• _Aim_
Give the number of lines in the records below that include "plain", and nothing more.

Dataset entries:
***

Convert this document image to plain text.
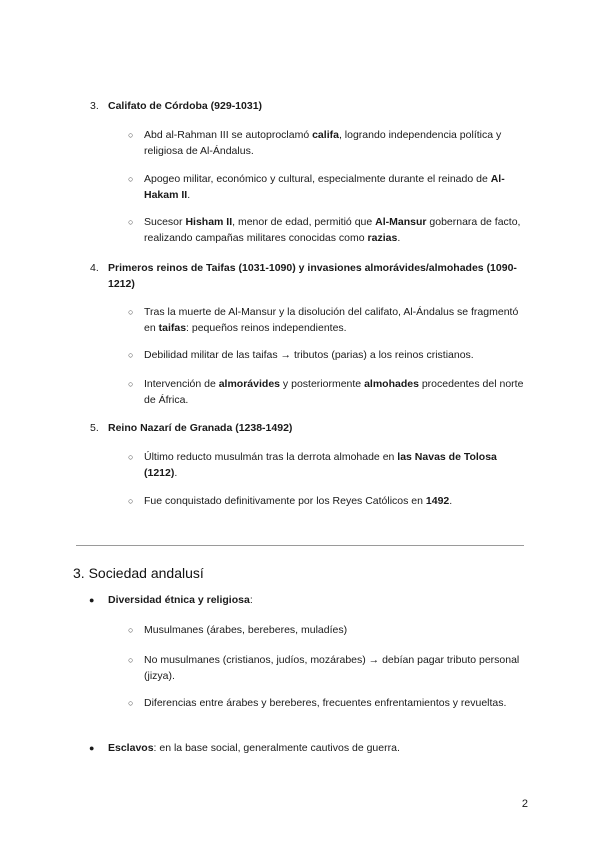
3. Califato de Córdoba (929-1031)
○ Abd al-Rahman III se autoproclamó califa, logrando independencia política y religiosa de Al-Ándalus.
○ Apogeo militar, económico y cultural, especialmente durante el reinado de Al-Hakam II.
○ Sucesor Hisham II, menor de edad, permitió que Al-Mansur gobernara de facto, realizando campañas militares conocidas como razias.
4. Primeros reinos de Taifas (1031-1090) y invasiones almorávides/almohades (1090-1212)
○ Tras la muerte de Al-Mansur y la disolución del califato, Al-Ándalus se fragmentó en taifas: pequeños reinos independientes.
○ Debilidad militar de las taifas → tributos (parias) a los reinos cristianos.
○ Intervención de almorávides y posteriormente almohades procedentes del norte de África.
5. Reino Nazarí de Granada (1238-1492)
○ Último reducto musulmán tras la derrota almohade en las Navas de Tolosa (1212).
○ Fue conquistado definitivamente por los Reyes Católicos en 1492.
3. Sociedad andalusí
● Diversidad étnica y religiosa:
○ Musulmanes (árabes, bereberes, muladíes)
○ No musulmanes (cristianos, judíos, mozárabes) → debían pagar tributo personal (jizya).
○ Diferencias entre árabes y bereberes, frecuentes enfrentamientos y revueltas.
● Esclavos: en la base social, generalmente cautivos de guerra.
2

***

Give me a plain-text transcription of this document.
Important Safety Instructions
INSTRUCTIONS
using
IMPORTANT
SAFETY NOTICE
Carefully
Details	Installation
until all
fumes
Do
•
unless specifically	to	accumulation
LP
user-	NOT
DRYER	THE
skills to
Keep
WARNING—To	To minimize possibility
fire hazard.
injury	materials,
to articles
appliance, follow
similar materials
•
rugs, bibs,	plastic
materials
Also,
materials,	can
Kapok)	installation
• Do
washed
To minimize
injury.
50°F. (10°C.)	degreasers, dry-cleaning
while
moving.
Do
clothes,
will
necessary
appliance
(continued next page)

***

• _Full response_
2